_Provided data_
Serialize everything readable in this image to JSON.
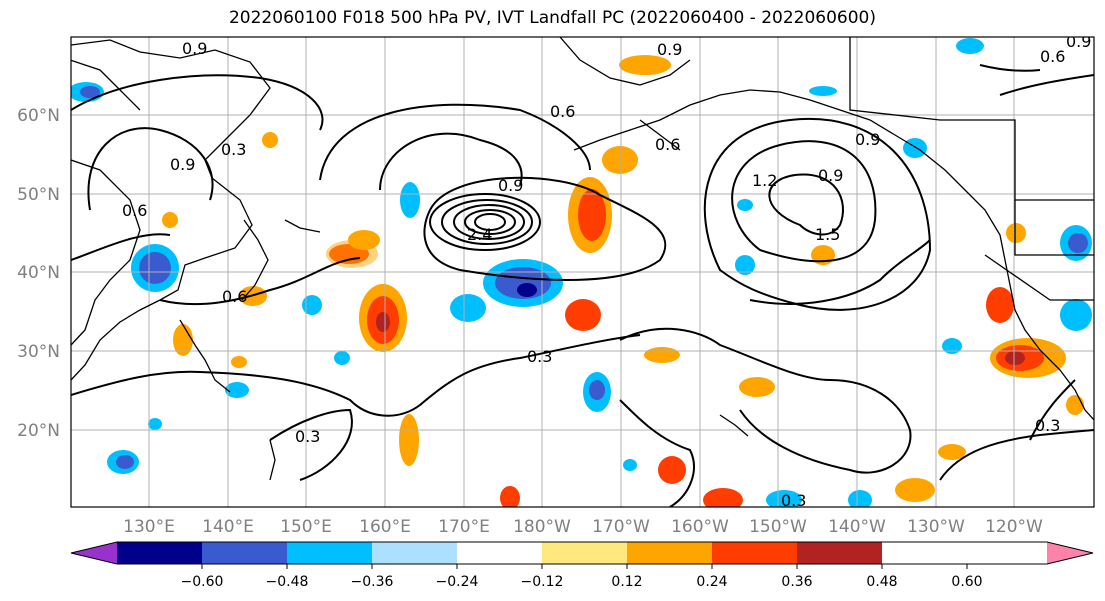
{
  "title": "2022060100 F018 500 hPa PV, IVT Landfall PC (2022060400 - 2022060600)",
  "lat_labels": [
    "60°N",
    "50°N",
    "40°N",
    "30°N",
    "20°N"
  ],
  "lon_labels": [
    "130°E",
    "140°E",
    "150°E",
    "160°E",
    "170°E",
    "180°W",
    "170°W",
    "160°W",
    "150°W",
    "140°W",
    "130°W",
    "120°W"
  ],
  "colorbar": {
    "colors": [
      "#9932CC",
      "#00008B",
      "#3A5BCF",
      "#00BFFF",
      "#ADDFFF",
      "#FFFFFF",
      "#FFE97F",
      "#FFA500",
      "#FF3D00",
      "#B22222",
      "#FF82AA"
    ],
    "tick_labels": [
      "−0.60",
      "−0.48",
      "−0.36",
      "−0.24",
      "−0.12",
      "0.12",
      "0.24",
      "0.36",
      "0.48",
      "0.60"
    ]
  },
  "contour_labels": [
    "0.9",
    "0.9",
    "0.6",
    "0.6",
    "0.9",
    "0.9",
    "0.3",
    "0.3",
    "0.3",
    "0.3",
    "0.9",
    "1.2",
    "1.5",
    "0.9",
    "0.6",
    "0.6",
    "2.4",
    "0.3",
    "0.6",
    "0.9"
  ],
  "colors": {
    "land_line": "#000000",
    "grid": "#b0b0b0",
    "contour": "#000000"
  }
}
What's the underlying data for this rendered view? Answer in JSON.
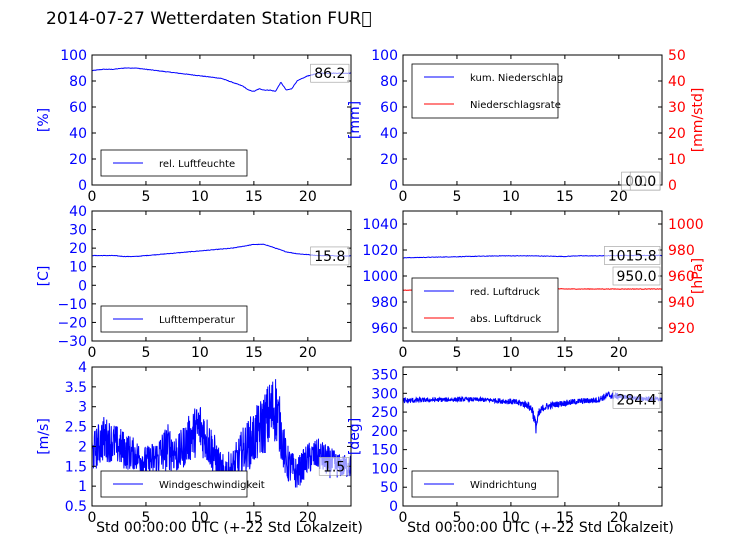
{
  "figure": {
    "title": "2014-07-27 Wetterdaten Station FUR\u0000"
  },
  "colors": {
    "primary": "#0000ff",
    "secondary": "#ff0000",
    "axis": "#000000"
  },
  "chart_data": [
    {
      "type": "line",
      "ylabel": "[%]",
      "xlim": [
        0,
        24
      ],
      "ylim": [
        0,
        100
      ],
      "xticks": [
        0,
        5,
        10,
        15,
        20
      ],
      "yticks": [
        0,
        20,
        40,
        60,
        80,
        100
      ],
      "legend": "bottom-left",
      "annotation": "86.2",
      "series": [
        {
          "name": "rel. Luftfeuchte",
          "color": "#0000ff",
          "x": [
            0,
            1,
            2,
            3,
            4,
            5,
            6,
            7,
            8,
            9,
            10,
            11,
            12,
            13,
            14,
            14.5,
            15,
            15.5,
            16,
            16.5,
            17,
            17.5,
            18,
            18.5,
            19,
            20,
            21,
            22,
            23,
            24
          ],
          "y": [
            88,
            89,
            89,
            90,
            90,
            89,
            88,
            87,
            86,
            85,
            84,
            83,
            82,
            79,
            76,
            73,
            72,
            74,
            73,
            73,
            72,
            79,
            73,
            74,
            80,
            84,
            86,
            86,
            86,
            86
          ]
        }
      ]
    },
    {
      "type": "line",
      "ylabel": "[mm]",
      "y2label": "[mm/std]",
      "xlim": [
        0,
        24
      ],
      "ylim": [
        0,
        100
      ],
      "y2lim": [
        0,
        50
      ],
      "xticks": [
        0,
        5,
        10,
        15,
        20
      ],
      "yticks": [
        0,
        20,
        40,
        60,
        80,
        100
      ],
      "y2ticks": [
        0,
        10,
        20,
        30,
        40,
        50
      ],
      "legend": "top-left",
      "annotation": "0.00",
      "annotation2": "0.0",
      "series": [
        {
          "name": "kum. Niederschlag",
          "color": "#0000ff",
          "x": [
            0,
            24
          ],
          "y": [
            0,
            0
          ]
        },
        {
          "name": "Niederschlagsrate",
          "color": "#ff0000",
          "x": [
            0,
            24
          ],
          "y": [
            0,
            0
          ],
          "axis": "right"
        }
      ]
    },
    {
      "type": "line",
      "ylabel": "[C]",
      "xlim": [
        0,
        24
      ],
      "ylim": [
        -30,
        40
      ],
      "xticks": [
        0,
        5,
        10,
        15,
        20
      ],
      "yticks": [
        -30,
        -20,
        -10,
        0,
        10,
        20,
        30,
        40
      ],
      "legend": "bottom-left",
      "annotation": "15.8",
      "series": [
        {
          "name": "Lufttemperatur",
          "color": "#0000ff",
          "x": [
            0,
            1,
            2,
            3,
            4,
            5,
            6,
            7,
            8,
            9,
            10,
            11,
            12,
            13,
            14,
            15,
            16,
            17,
            18,
            19,
            20,
            21,
            22,
            23,
            24
          ],
          "y": [
            16,
            16,
            16,
            15.5,
            15.5,
            16,
            16.5,
            17,
            17.5,
            18,
            18.5,
            19,
            19.5,
            20,
            21,
            22,
            22,
            20,
            18,
            17,
            16.5,
            16,
            16,
            15.8,
            15.8
          ]
        }
      ]
    },
    {
      "type": "line",
      "ylabel": "",
      "y2label": "[hPa]",
      "xlim": [
        0,
        24
      ],
      "ylim": [
        950,
        1050
      ],
      "y2lim": [
        910,
        1010
      ],
      "xticks": [
        0,
        5,
        10,
        15,
        20
      ],
      "yticks": [
        960,
        980,
        1000,
        1020,
        1040
      ],
      "y2ticks": [
        920,
        940,
        960,
        980,
        1000
      ],
      "legend": "bottom-left",
      "annotation": "1015.8",
      "annotation2": "950.0",
      "series": [
        {
          "name": "red. Luftdruck",
          "color": "#0000ff",
          "x": [
            0,
            3,
            6,
            9,
            12,
            15,
            16,
            18,
            21,
            24
          ],
          "y": [
            1014,
            1014.5,
            1015,
            1015.5,
            1015.5,
            1015,
            1015.5,
            1015.5,
            1015.8,
            1015.8
          ]
        },
        {
          "name": "abs. Luftdruck",
          "color": "#ff0000",
          "axis": "right",
          "x": [
            0,
            3,
            6,
            9,
            12,
            15,
            18,
            21,
            24
          ],
          "y": [
            949,
            949.5,
            950,
            950.5,
            950.5,
            950,
            950,
            950,
            950
          ]
        }
      ]
    },
    {
      "type": "line",
      "ylabel": "[m/s]",
      "xlabel": "Std 00:00:00 UTC (+-22 Std Lokalzeit)",
      "xlim": [
        0,
        24
      ],
      "ylim": [
        0.5,
        4.0
      ],
      "xticks": [
        0,
        5,
        10,
        15,
        20
      ],
      "yticks": [
        0.5,
        1.0,
        1.5,
        2.0,
        2.5,
        3.0,
        3.5,
        4.0
      ],
      "legend": "bottom-left",
      "annotation": "1.5",
      "series": [
        {
          "name": "Windgeschwindigkeit",
          "color": "#0000ff",
          "x": [
            0,
            1,
            2,
            3,
            4,
            5,
            6,
            7,
            8,
            9,
            10,
            11,
            12,
            13,
            14,
            15,
            16,
            16.5,
            17,
            17.5,
            18,
            19,
            20,
            21,
            22,
            23,
            24
          ],
          "y": [
            1.8,
            2.2,
            2.1,
            1.9,
            1.8,
            1.6,
            1.7,
            2.0,
            1.8,
            2.2,
            2.5,
            2.0,
            1.3,
            1.4,
            1.9,
            2.2,
            2.6,
            2.8,
            3.0,
            2.4,
            1.6,
            1.3,
            1.7,
            1.8,
            1.6,
            1.5,
            1.5
          ],
          "amplitude": [
            0.5,
            0.6,
            0.5,
            0.5,
            0.4,
            0.4,
            0.5,
            0.6,
            0.5,
            0.6,
            0.7,
            0.6,
            0.5,
            0.5,
            0.6,
            0.7,
            0.8,
            0.9,
            0.9,
            0.7,
            0.5,
            0.4,
            0.4,
            0.4,
            0.4,
            0.3,
            0.3
          ]
        }
      ]
    },
    {
      "type": "line",
      "ylabel": "[deg]",
      "xlabel": "Std 00:00:00 UTC (+-22 Std Lokalzeit)",
      "xlim": [
        0,
        24
      ],
      "ylim": [
        0,
        370
      ],
      "xticks": [
        0,
        5,
        10,
        15,
        20
      ],
      "yticks": [
        0,
        50,
        100,
        150,
        200,
        250,
        300,
        350
      ],
      "legend": "bottom-left",
      "annotation": "284.4",
      "series": [
        {
          "name": "Windrichtung",
          "color": "#0000ff",
          "x": [
            0,
            2,
            4,
            6,
            8,
            10,
            11.5,
            12,
            12.3,
            12.6,
            13,
            14,
            16,
            18,
            19,
            20,
            21,
            22,
            23,
            24
          ],
          "y": [
            280,
            282,
            283,
            284,
            282,
            278,
            270,
            255,
            210,
            245,
            262,
            270,
            278,
            282,
            295,
            292,
            288,
            286,
            285,
            284
          ],
          "amplitude": [
            8,
            6,
            6,
            6,
            6,
            8,
            10,
            15,
            20,
            15,
            10,
            8,
            8,
            8,
            10,
            8,
            6,
            6,
            6,
            6
          ]
        }
      ]
    }
  ]
}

_Job_
Using the material above, copy every line in which the string "title" occurs.

_Solution_
  "title": "2022060100 F018 500 hPa PV, IVT Landfall PC (2022060400 - 2022060600)",
    "title": "2014-07-27 Wetterdaten Station FUR\u0000"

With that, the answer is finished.